*** Material shown

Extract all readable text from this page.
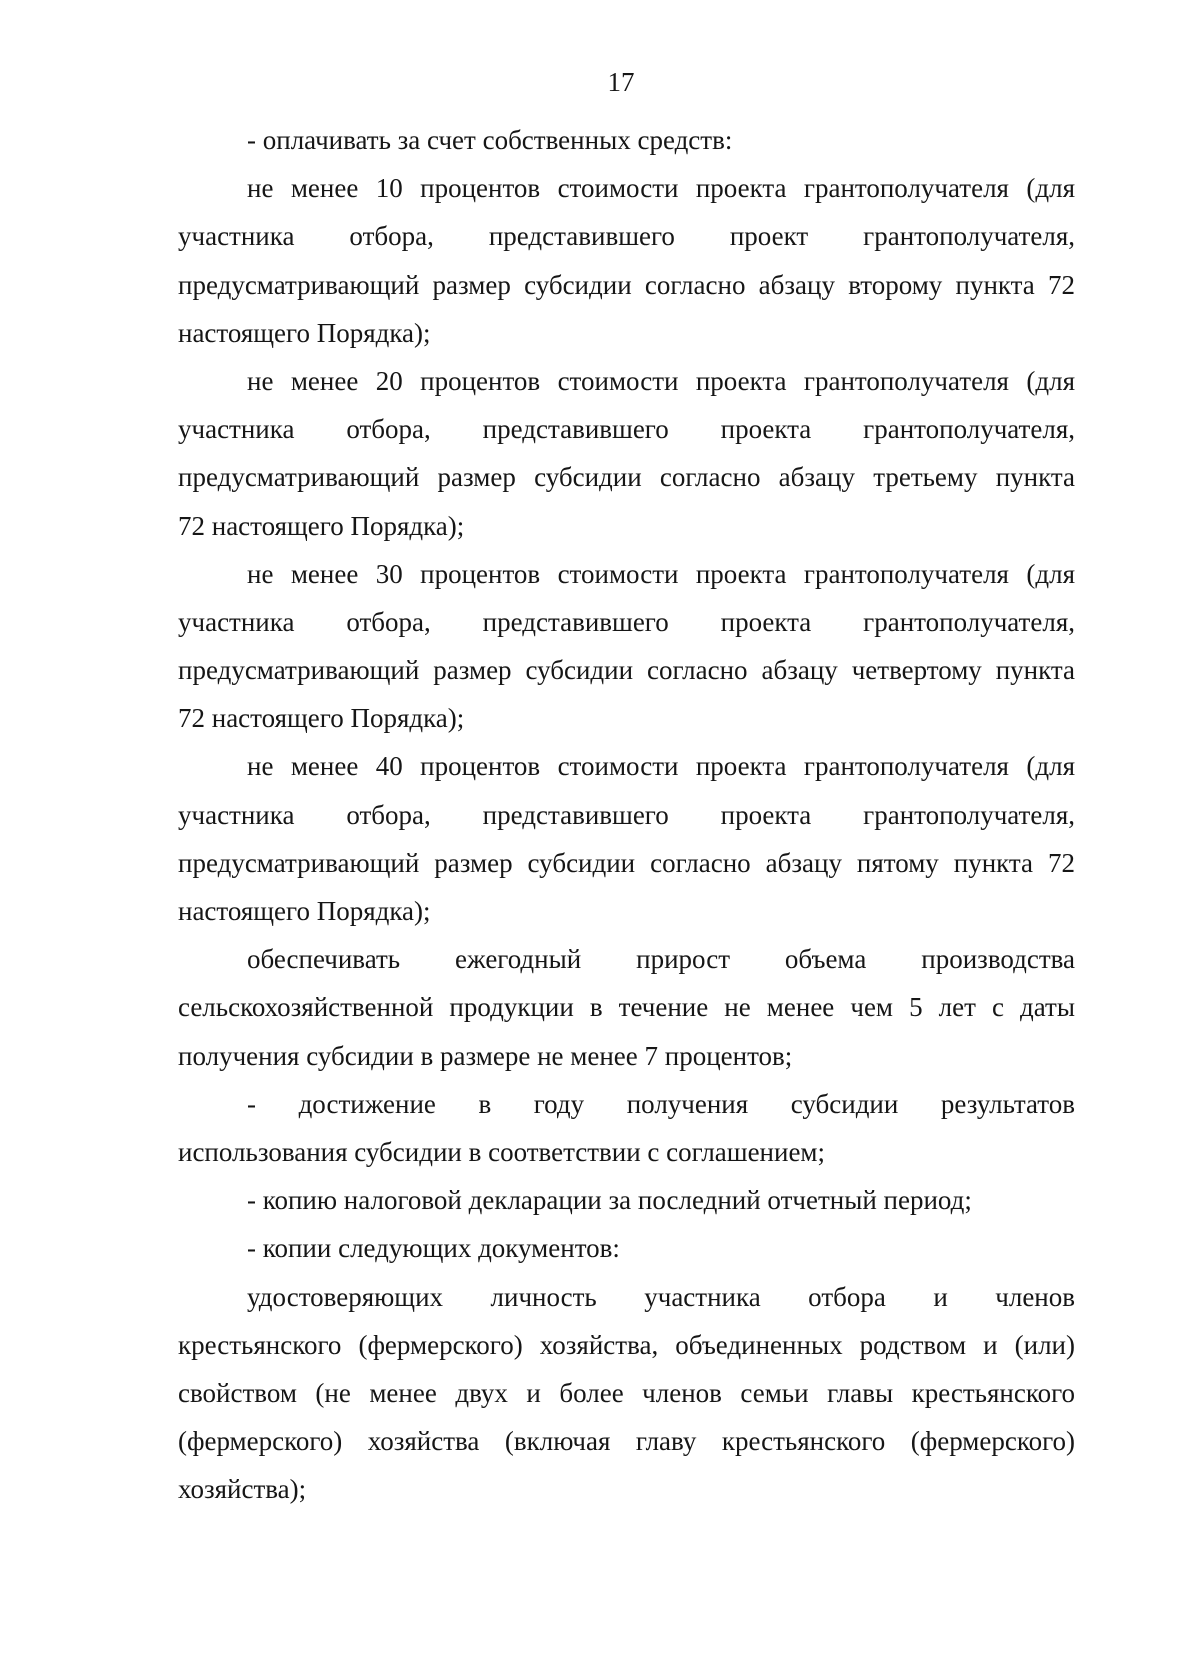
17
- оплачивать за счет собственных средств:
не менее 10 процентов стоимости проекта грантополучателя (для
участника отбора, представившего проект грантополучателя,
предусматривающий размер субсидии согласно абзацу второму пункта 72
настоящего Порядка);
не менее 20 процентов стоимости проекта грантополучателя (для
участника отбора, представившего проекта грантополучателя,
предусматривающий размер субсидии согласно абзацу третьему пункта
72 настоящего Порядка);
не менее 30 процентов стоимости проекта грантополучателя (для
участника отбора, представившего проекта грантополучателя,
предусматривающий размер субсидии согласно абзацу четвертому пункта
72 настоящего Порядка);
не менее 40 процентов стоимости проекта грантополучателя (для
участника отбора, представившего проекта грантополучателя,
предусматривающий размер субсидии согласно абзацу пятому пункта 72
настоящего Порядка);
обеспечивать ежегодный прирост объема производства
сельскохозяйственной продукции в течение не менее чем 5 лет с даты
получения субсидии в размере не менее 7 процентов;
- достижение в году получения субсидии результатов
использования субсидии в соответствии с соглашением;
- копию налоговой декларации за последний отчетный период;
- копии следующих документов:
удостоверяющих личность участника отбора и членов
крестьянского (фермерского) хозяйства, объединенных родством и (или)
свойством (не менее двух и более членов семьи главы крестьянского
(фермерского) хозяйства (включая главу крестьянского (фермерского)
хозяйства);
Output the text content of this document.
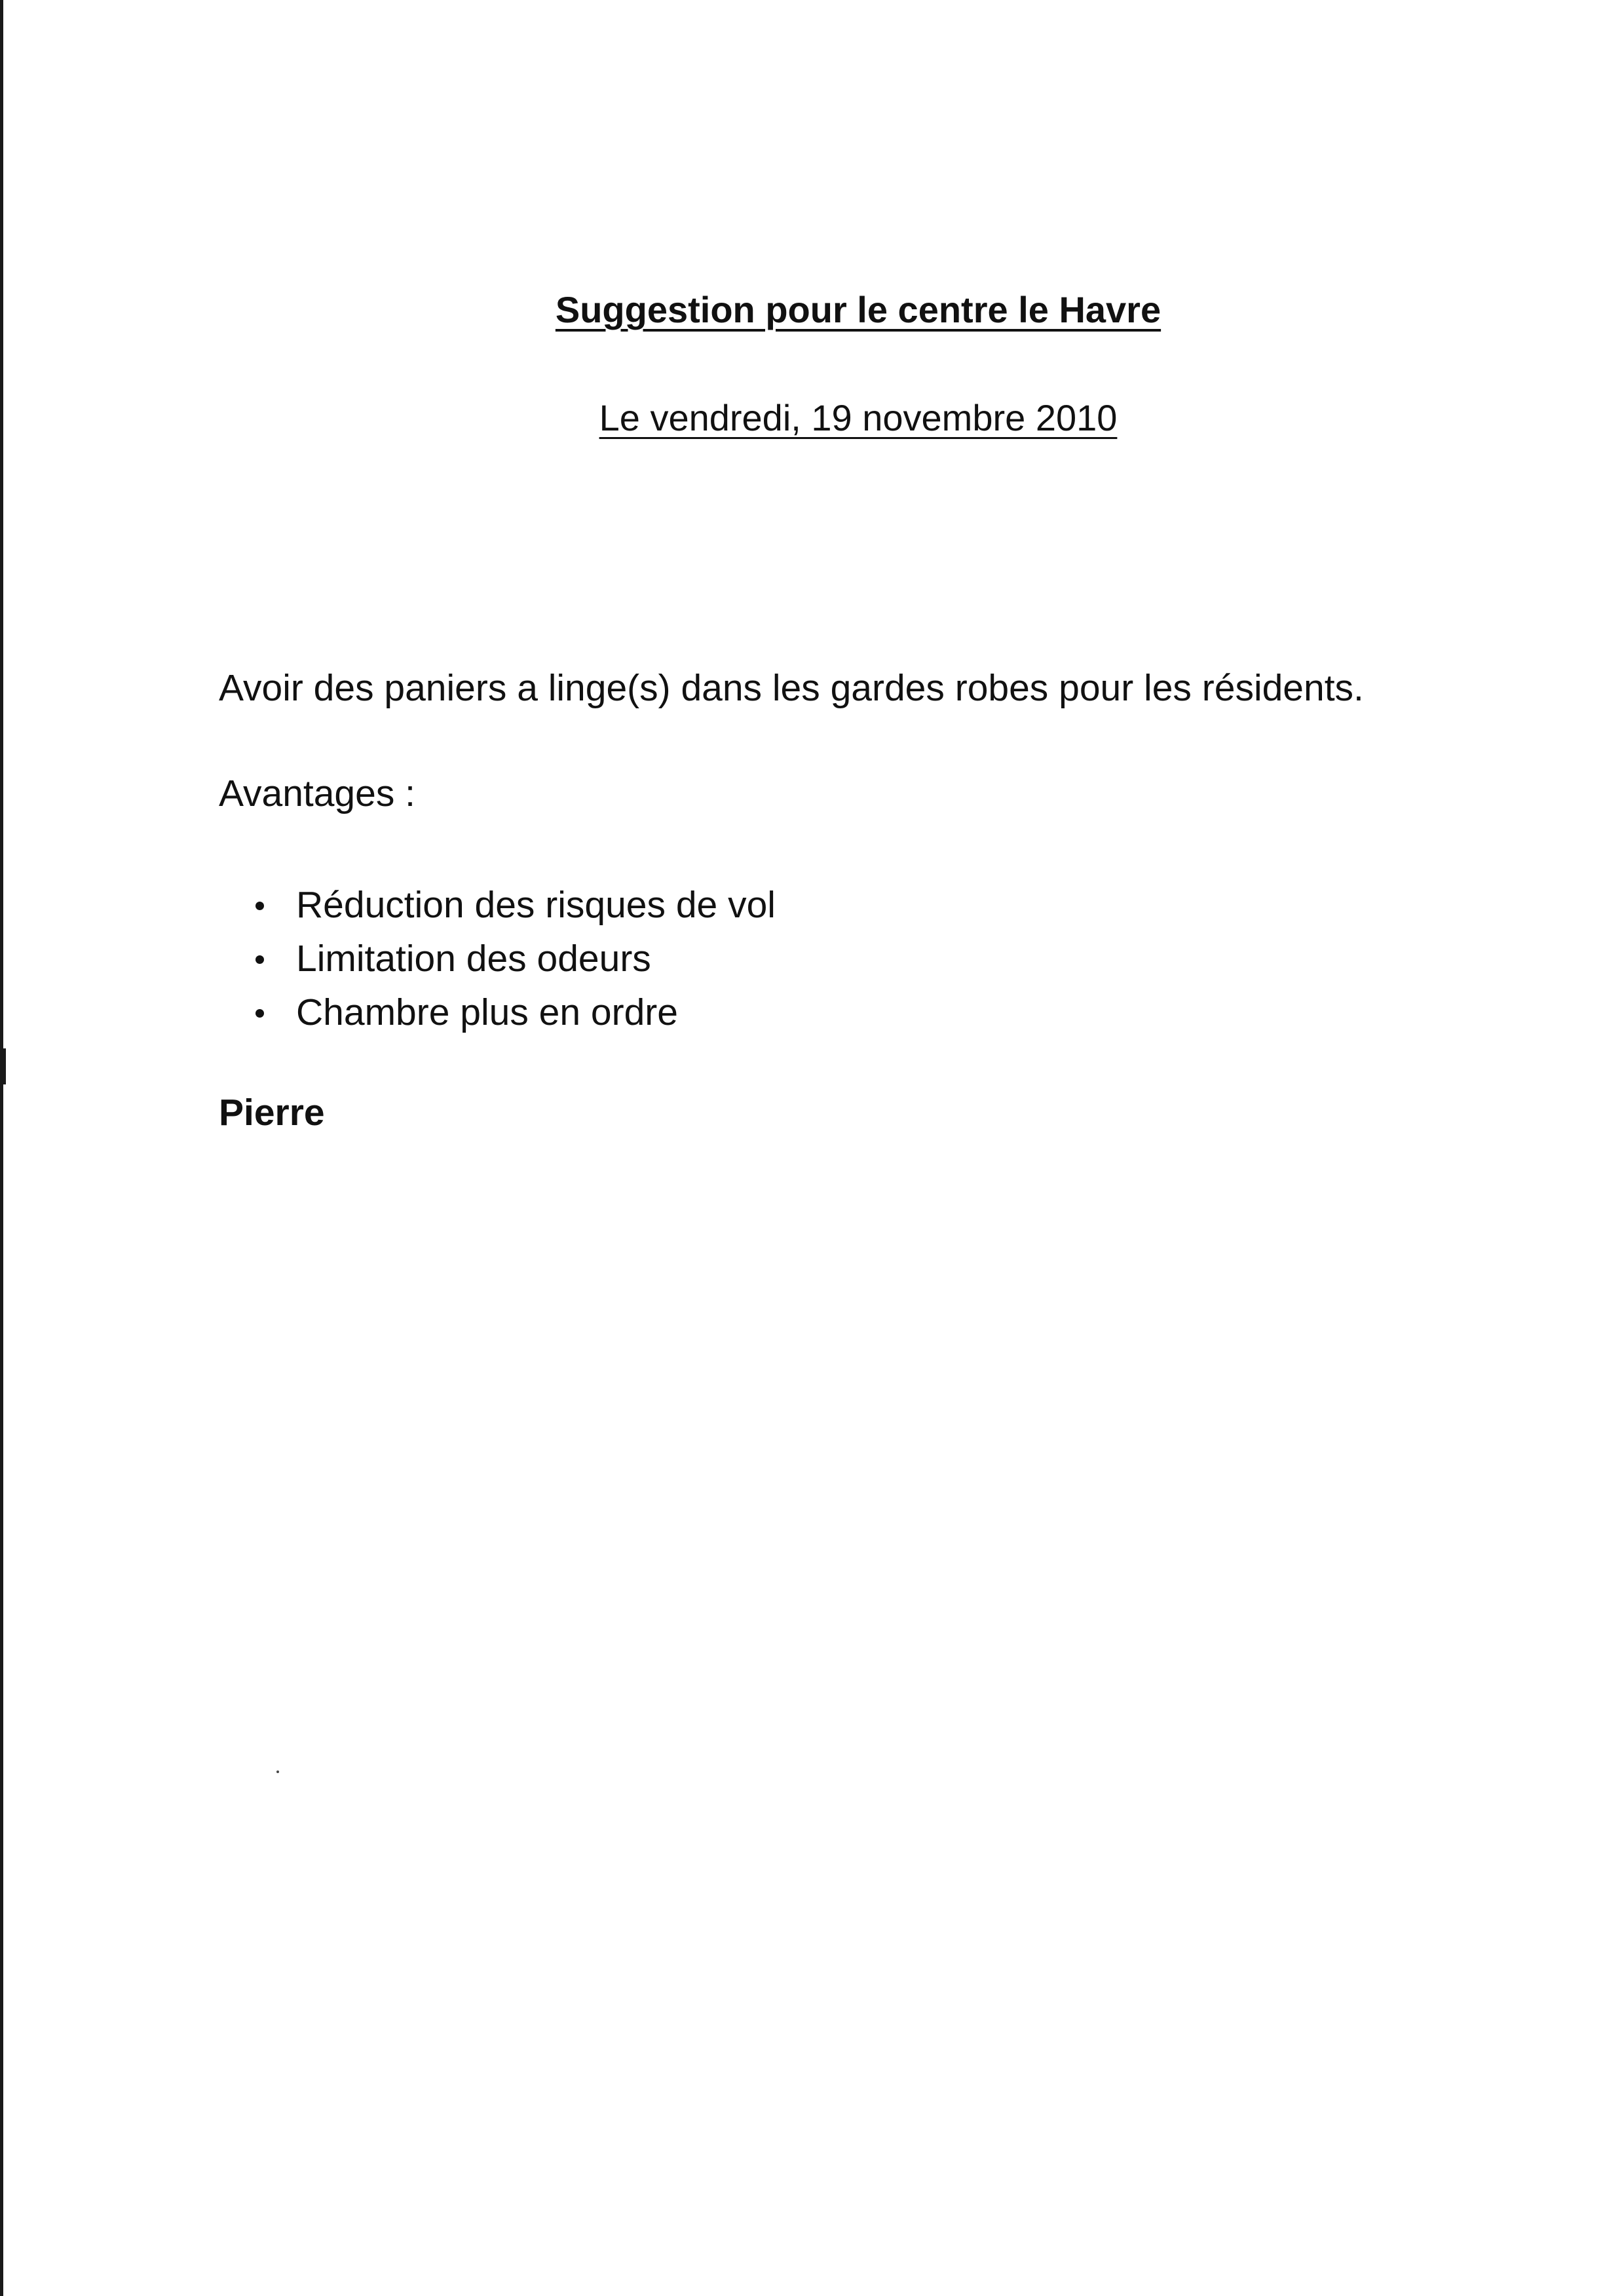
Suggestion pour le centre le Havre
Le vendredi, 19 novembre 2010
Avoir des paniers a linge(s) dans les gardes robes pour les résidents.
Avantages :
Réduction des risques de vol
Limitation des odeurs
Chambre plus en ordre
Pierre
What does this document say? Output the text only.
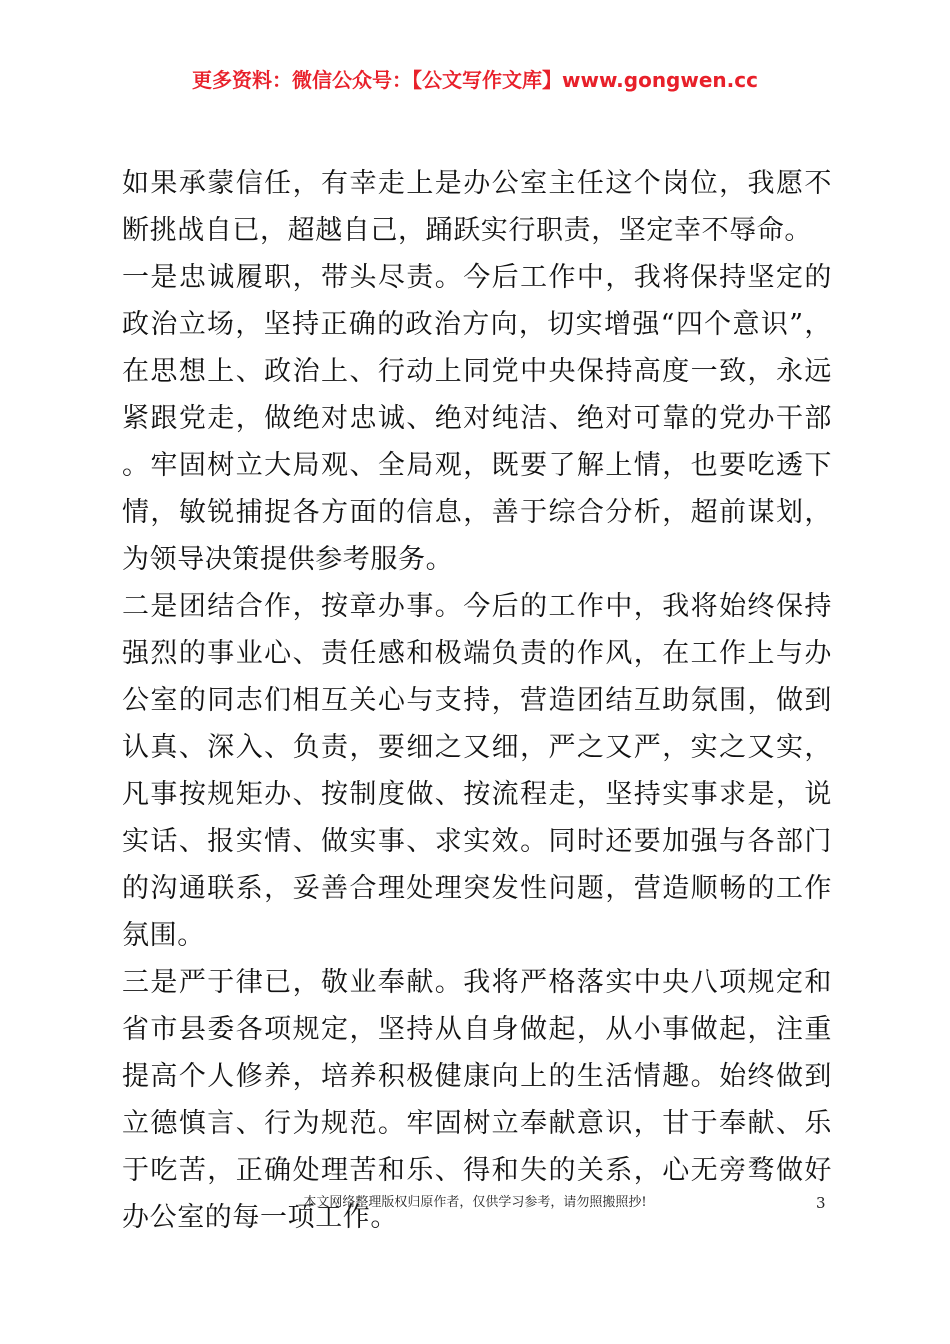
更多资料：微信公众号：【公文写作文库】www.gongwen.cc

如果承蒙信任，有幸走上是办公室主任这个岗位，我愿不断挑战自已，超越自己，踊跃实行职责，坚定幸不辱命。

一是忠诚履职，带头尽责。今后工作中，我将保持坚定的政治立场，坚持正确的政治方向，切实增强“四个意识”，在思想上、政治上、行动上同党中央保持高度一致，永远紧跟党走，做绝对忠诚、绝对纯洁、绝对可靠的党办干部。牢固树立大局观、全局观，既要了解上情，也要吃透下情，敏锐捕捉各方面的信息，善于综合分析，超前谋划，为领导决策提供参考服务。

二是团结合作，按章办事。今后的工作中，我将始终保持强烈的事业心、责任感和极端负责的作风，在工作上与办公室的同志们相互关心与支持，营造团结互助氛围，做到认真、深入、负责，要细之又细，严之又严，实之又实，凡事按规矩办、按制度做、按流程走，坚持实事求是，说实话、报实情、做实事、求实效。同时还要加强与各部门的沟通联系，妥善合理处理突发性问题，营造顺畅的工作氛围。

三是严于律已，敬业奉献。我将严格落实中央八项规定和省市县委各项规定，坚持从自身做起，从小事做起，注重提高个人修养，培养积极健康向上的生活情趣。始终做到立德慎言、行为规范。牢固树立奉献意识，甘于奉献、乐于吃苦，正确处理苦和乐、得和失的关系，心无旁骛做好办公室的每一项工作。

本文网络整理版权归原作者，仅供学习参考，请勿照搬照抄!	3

******

**Exercise prompt:**
Transcribe the whole listing, character for character, but not its images.

**Final result:**
Extract all readable text from this page.
17
- оплачивать за счет собственных средств:
не менее 10 процентов стоимости проекта грантополучателя (для
участника отбора, представившего проект грантополучателя,
предусматривающий размер субсидии согласно абзацу второму пункта 72
настоящего Порядка);
не менее 20 процентов стоимости проекта грантополучателя (для
участника отбора, представившего проекта грантополучателя,
предусматривающий размер субсидии согласно абзацу третьему пункта
72 настоящего Порядка);
не менее 30 процентов стоимости проекта грантополучателя (для
участника отбора, представившего проекта грантополучателя,
предусматривающий размер субсидии согласно абзацу четвертому пункта
72 настоящего Порядка);
не менее 40 процентов стоимости проекта грантополучателя (для
участника отбора, представившего проекта грантополучателя,
предусматривающий размер субсидии согласно абзацу пятому пункта 72
настоящего Порядка);
обеспечивать ежегодный прирост объема производства
сельскохозяйственной продукции в течение не менее чем 5 лет с даты
получения субсидии в размере не менее 7 процентов;
- достижение в году получения субсидии результатов
использования субсидии в соответствии с соглашением;
- копию налоговой декларации за последний отчетный период;
- копии следующих документов:
удостоверяющих личность участника отбора и членов
крестьянского (фермерского) хозяйства, объединенных родством и (или)
свойством (не менее двух и более членов семьи главы крестьянского
(фермерского) хозяйства (включая главу крестьянского (фермерского)
хозяйства);
Output the text content of this document.
Suggestion pour le centre le Havre
Le vendredi, 19 novembre 2010
Avoir des paniers a linge(s) dans les gardes robes pour les résidents.
Avantages :
Réduction des risques de vol
Limitation des odeurs
Chambre plus en ordre
Pierre
What does this document say? Output the text only.
更多资料：微信公众号：【公文写作文库】www.gongwen.cc

如果承蒙信任，有幸走上是办公室主任这个岗位，我愿不断挑战自已，超越自己，踊跃实行职责，坚定幸不辱命。

一是忠诚履职，带头尽责。今后工作中，我将保持坚定的政治立场，坚持正确的政治方向，切实增强“四个意识”，在思想上、政治上、行动上同党中央保持高度一致，永远紧跟党走，做绝对忠诚、绝对纯洁、绝对可靠的党办干部。牢固树立大局观、全局观，既要了解上情，也要吃透下情，敏锐捕捉各方面的信息，善于综合分析，超前谋划，为领导决策提供参考服务。

二是团结合作，按章办事。今后的工作中，我将始终保持强烈的事业心、责任感和极端负责的作风，在工作上与办公室的同志们相互关心与支持，营造团结互助氛围，做到认真、深入、负责，要细之又细，严之又严，实之又实，凡事按规矩办、按制度做、按流程走，坚持实事求是，说实话、报实情、做实事、求实效。同时还要加强与各部门的沟通联系，妥善合理处理突发性问题，营造顺畅的工作氛围。

三是严于律已，敬业奉献。我将严格落实中央八项规定和省市县委各项规定，坚持从自身做起，从小事做起，注重提高个人修养，培养积极健康向上的生活情趣。始终做到立德慎言、行为规范。牢固树立奉献意识，甘于奉献、乐于吃苦，正确处理苦和乐、得和失的关系，心无旁骛做好办公室的每一项工作。

本文网络整理版权归原作者，仅供学习参考，请勿照搬照抄!	3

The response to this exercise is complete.